WHAT YOU ARE ASKED TO DO: Restate every entry word for word.

PROVIDED INFORMATION:
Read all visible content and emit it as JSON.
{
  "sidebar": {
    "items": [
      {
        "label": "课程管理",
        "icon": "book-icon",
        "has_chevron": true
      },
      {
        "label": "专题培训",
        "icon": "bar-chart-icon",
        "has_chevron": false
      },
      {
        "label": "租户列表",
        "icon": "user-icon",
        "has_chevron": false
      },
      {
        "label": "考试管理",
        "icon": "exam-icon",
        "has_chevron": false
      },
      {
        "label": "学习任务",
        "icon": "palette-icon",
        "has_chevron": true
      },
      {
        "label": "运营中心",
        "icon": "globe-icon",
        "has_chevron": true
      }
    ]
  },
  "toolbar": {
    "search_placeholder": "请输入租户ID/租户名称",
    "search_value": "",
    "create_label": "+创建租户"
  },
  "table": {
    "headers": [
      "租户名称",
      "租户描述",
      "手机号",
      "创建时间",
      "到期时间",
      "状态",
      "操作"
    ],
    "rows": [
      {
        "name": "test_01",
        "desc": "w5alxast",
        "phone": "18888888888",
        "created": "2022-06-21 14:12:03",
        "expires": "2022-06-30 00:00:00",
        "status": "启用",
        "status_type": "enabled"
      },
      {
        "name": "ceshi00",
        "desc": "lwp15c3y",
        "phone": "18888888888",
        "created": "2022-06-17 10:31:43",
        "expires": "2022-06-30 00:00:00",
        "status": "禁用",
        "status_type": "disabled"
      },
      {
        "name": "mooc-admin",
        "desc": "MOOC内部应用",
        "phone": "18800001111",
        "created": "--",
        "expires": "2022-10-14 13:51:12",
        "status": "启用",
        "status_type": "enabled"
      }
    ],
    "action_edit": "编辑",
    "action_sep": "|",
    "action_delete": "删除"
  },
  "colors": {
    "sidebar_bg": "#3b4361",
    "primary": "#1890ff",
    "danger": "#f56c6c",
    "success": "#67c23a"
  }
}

RIGHT ANSWER:
Read all visible content and emit it as JSON.
{
  "sidebar": {
    "items": [
      {
        "label": "课程管理",
        "icon": "book-icon",
        "has_chevron": true
      },
      {
        "label": "专题培训",
        "icon": "bar-chart-icon",
        "has_chevron": false
      },
      {
        "label": "租户列表",
        "icon": "user-icon",
        "has_chevron": false
      },
      {
        "label": "考试管理",
        "icon": "exam-icon",
        "has_chevron": false
      },
      {
        "label": "学习任务",
        "icon": "palette-icon",
        "has_chevron": true
      },
      {
        "label": "运营中心",
        "icon": "globe-icon",
        "has_chevron": true
      }
    ]
  },
  "toolbar": {
    "search_placeholder": "请输入租户ID/租户名称",
    "search_value": "",
    "create_label": "+创建租户"
  },
  "table": {
    "headers": [
      "租户名称",
      "租户描述",
      "手机号",
      "创建时间",
      "到期时间",
      "状态",
      "操作"
    ],
    "rows": [
      {
        "name": "test_01",
        "desc": "w5alxast",
        "phone": "18888888888",
        "created": "2022-06-21 14:12:03",
        "expires": "2022-06-30 00:00:00",
        "status": "启用",
        "status_type": "enabled"
      },
      {
        "name": "ceshi00",
        "desc": "lwp15c3y",
        "phone": "18888888888",
        "created": "2022-06-17 10:31:43",
        "expires": "2022-06-30 00:00:00",
        "status": "禁用",
        "status_type": "disabled"
      },
      {
        "name": "mooc-admin",
        "desc": "MOOC内部应用",
        "phone": "18800001111",
        "created": "--",
        "expires": "2022-10-14 13:51:12",
        "status": "启用",
        "status_type": "enabled"
      }
    ],
    "action_edit": "编辑",
    "action_sep": "|",
    "action_delete": "删除"
  },
  "colors": {
    "sidebar_bg": "#3b4361",
    "primary": "#1890ff",
    "danger": "#f56c6c",
    "success": "#67c23a"
  }
}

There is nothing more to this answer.